## CHALLENGE
Each line below should be quoted exactly, please.
╭─ DATA IN THIS EXERCISE
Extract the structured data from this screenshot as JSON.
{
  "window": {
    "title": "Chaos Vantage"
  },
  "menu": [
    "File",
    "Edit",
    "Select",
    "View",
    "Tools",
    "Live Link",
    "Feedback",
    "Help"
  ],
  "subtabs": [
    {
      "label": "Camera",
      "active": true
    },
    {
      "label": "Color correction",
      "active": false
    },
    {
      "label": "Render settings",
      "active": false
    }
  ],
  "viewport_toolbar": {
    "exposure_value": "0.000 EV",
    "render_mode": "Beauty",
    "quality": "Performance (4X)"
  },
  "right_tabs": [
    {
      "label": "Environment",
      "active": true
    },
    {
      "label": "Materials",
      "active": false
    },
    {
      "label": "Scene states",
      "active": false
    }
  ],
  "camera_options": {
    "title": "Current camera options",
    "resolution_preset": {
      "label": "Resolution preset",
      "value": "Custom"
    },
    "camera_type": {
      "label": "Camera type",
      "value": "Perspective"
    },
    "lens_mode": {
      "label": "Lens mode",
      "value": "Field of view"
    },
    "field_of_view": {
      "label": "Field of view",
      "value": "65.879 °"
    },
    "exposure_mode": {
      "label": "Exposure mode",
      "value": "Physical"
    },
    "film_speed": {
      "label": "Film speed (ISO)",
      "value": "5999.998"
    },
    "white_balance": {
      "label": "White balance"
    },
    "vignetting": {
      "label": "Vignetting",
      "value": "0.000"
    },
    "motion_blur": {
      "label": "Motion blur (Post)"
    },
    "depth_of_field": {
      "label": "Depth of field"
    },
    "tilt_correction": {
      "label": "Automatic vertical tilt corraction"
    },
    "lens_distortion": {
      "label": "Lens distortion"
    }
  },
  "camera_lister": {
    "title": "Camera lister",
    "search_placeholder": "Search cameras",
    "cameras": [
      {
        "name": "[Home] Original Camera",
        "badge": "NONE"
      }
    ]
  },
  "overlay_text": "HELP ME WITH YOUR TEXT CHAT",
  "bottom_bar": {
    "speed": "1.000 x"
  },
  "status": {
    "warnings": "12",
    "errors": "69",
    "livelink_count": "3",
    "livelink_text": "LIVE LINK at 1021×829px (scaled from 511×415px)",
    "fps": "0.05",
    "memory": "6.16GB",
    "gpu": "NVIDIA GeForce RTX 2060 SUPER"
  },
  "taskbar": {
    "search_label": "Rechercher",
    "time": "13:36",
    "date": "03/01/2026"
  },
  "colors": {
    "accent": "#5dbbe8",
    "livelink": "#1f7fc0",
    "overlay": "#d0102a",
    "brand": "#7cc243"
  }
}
╰─
## RESPONSE FOR THIS EXERCISE
Extract the structured data from this screenshot as JSON.
{
  "window": {
    "title": "Chaos Vantage"
  },
  "menu": [
    "File",
    "Edit",
    "Select",
    "View",
    "Tools",
    "Live Link",
    "Feedback",
    "Help"
  ],
  "subtabs": [
    {
      "label": "Camera",
      "active": true
    },
    {
      "label": "Color correction",
      "active": false
    },
    {
      "label": "Render settings",
      "active": false
    }
  ],
  "viewport_toolbar": {
    "exposure_value": "0.000 EV",
    "render_mode": "Beauty",
    "quality": "Performance (4X)"
  },
  "right_tabs": [
    {
      "label": "Environment",
      "active": true
    },
    {
      "label": "Materials",
      "active": false
    },
    {
      "label": "Scene states",
      "active": false
    }
  ],
  "camera_options": {
    "title": "Current camera options",
    "resolution_preset": {
      "label": "Resolution preset",
      "value": "Custom"
    },
    "camera_type": {
      "label": "Camera type",
      "value": "Perspective"
    },
    "lens_mode": {
      "label": "Lens mode",
      "value": "Field of view"
    },
    "field_of_view": {
      "label": "Field of view",
      "value": "65.879 °"
    },
    "exposure_mode": {
      "label": "Exposure mode",
      "value": "Physical"
    },
    "film_speed": {
      "label": "Film speed (ISO)",
      "value": "5999.998"
    },
    "white_balance": {
      "label": "White balance"
    },
    "vignetting": {
      "label": "Vignetting",
      "value": "0.000"
    },
    "motion_blur": {
      "label": "Motion blur (Post)"
    },
    "depth_of_field": {
      "label": "Depth of field"
    },
    "tilt_correction": {
      "label": "Automatic vertical tilt corraction"
    },
    "lens_distortion": {
      "label": "Lens distortion"
    }
  },
  "camera_lister": {
    "title": "Camera lister",
    "search_placeholder": "Search cameras",
    "cameras": [
      {
        "name": "[Home] Original Camera",
        "badge": "NONE"
      }
    ]
  },
  "overlay_text": "HELP ME WITH YOUR TEXT CHAT",
  "bottom_bar": {
    "speed": "1.000 x"
  },
  "status": {
    "warnings": "12",
    "errors": "69",
    "livelink_count": "3",
    "livelink_text": "LIVE LINK at 1021×829px (scaled from 511×415px)",
    "fps": "0.05",
    "memory": "6.16GB",
    "gpu": "NVIDIA GeForce RTX 2060 SUPER"
  },
  "taskbar": {
    "search_label": "Rechercher",
    "time": "13:36",
    "date": "03/01/2026"
  },
  "colors": {
    "accent": "#5dbbe8",
    "livelink": "#1f7fc0",
    "overlay": "#d0102a",
    "brand": "#7cc243"
  }
}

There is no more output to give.